▸ Task details
Edit the rows below so that every "setting-description" becomes "setting-subtitle", with nothing else changed.

▸ Provided data

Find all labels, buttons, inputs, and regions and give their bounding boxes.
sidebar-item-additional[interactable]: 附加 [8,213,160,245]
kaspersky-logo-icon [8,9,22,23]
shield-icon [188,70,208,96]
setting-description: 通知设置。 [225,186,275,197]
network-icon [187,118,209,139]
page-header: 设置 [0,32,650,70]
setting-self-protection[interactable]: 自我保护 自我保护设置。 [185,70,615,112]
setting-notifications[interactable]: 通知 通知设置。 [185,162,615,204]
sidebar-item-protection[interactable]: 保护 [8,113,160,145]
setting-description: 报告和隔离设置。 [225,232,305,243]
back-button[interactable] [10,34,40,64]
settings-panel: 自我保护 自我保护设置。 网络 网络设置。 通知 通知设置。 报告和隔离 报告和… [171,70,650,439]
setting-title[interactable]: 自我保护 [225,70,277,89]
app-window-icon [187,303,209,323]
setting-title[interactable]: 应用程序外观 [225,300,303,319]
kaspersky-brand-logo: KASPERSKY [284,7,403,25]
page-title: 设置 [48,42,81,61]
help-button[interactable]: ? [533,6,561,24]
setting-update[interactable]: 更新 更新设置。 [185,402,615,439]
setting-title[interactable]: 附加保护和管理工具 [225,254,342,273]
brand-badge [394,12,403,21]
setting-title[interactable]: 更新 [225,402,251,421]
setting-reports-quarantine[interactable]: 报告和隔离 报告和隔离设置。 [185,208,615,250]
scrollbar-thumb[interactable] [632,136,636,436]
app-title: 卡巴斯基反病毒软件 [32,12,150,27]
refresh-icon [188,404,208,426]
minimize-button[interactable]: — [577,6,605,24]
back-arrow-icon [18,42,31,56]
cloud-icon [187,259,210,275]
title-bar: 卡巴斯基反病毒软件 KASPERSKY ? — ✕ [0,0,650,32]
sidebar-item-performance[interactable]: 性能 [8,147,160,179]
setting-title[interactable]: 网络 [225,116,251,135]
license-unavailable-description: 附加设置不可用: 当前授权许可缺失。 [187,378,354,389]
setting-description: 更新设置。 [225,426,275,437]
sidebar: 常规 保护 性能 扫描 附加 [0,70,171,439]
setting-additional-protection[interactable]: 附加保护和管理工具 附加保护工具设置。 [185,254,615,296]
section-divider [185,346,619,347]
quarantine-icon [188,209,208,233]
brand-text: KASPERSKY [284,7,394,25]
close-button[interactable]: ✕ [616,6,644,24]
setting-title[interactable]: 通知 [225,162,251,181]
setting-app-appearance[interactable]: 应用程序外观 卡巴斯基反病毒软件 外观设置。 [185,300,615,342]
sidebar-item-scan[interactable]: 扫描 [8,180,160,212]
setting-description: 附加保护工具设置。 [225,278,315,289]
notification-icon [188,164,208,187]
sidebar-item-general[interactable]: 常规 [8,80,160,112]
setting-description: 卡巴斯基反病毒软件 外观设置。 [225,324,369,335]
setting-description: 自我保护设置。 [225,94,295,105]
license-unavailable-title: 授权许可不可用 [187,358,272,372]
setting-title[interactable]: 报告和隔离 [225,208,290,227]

▸ The completed task
Find all labels, buttons, inputs, and regions and give their bounding boxes.
sidebar-item-additional[interactable]: 附加 [8,213,160,245]
kaspersky-logo-icon [8,9,22,23]
shield-icon [188,70,208,96]
setting-subtitle: 通知设置。 [225,186,275,197]
network-icon [187,118,209,139]
page-header: 设置 [0,32,650,70]
setting-self-protection[interactable]: 自我保护 自我保护设置。 [185,70,615,112]
setting-notifications[interactable]: 通知 通知设置。 [185,162,615,204]
sidebar-item-protection[interactable]: 保护 [8,113,160,145]
setting-subtitle: 报告和隔离设置。 [225,232,305,243]
back-button[interactable] [10,34,40,64]
settings-panel: 自我保护 自我保护设置。 网络 网络设置。 通知 通知设置。 报告和隔离 报告和… [171,70,650,439]
setting-title[interactable]: 自我保护 [225,70,277,89]
app-window-icon [187,303,209,323]
setting-title[interactable]: 应用程序外观 [225,300,303,319]
kaspersky-brand-logo: KASPERSKY [284,7,403,25]
page-title: 设置 [48,42,81,61]
help-button[interactable]: ? [533,6,561,24]
setting-update[interactable]: 更新 更新设置。 [185,402,615,439]
setting-title[interactable]: 附加保护和管理工具 [225,254,342,273]
brand-badge [394,12,403,21]
setting-title[interactable]: 更新 [225,402,251,421]
setting-reports-quarantine[interactable]: 报告和隔离 报告和隔离设置。 [185,208,615,250]
scrollbar-thumb[interactable] [632,136,636,436]
app-title: 卡巴斯基反病毒软件 [32,12,150,27]
refresh-icon [188,404,208,426]
minimize-button[interactable]: — [577,6,605,24]
back-arrow-icon [18,42,31,56]
cloud-icon [187,259,210,275]
title-bar: 卡巴斯基反病毒软件 KASPERSKY ? — ✕ [0,0,650,32]
sidebar-item-performance[interactable]: 性能 [8,147,160,179]
setting-title[interactable]: 网络 [225,116,251,135]
license-unavailable-description: 附加设置不可用: 当前授权许可缺失。 [187,378,354,389]
setting-subtitle: 更新设置。 [225,426,275,437]
sidebar: 常规 保护 性能 扫描 附加 [0,70,171,439]
setting-additional-protection[interactable]: 附加保护和管理工具 附加保护工具设置。 [185,254,615,296]
section-divider [185,346,619,347]
quarantine-icon [188,209,208,233]
brand-text: KASPERSKY [284,7,394,25]
close-button[interactable]: ✕ [616,6,644,24]
setting-title[interactable]: 通知 [225,162,251,181]
setting-app-appearance[interactable]: 应用程序外观 卡巴斯基反病毒软件 外观设置。 [185,300,615,342]
sidebar-item-scan[interactable]: 扫描 [8,180,160,212]
setting-subtitle: 附加保护工具设置。 [225,278,315,289]
notification-icon [188,164,208,187]
sidebar-item-general[interactable]: 常规 [8,80,160,112]
setting-subtitle: 卡巴斯基反病毒软件 外观设置。 [225,324,369,335]
setting-subtitle: 自我保护设置。 [225,94,295,105]
license-unavailable-title: 授权许可不可用 [187,358,272,372]
setting-title[interactable]: 报告和隔离 [225,208,290,227]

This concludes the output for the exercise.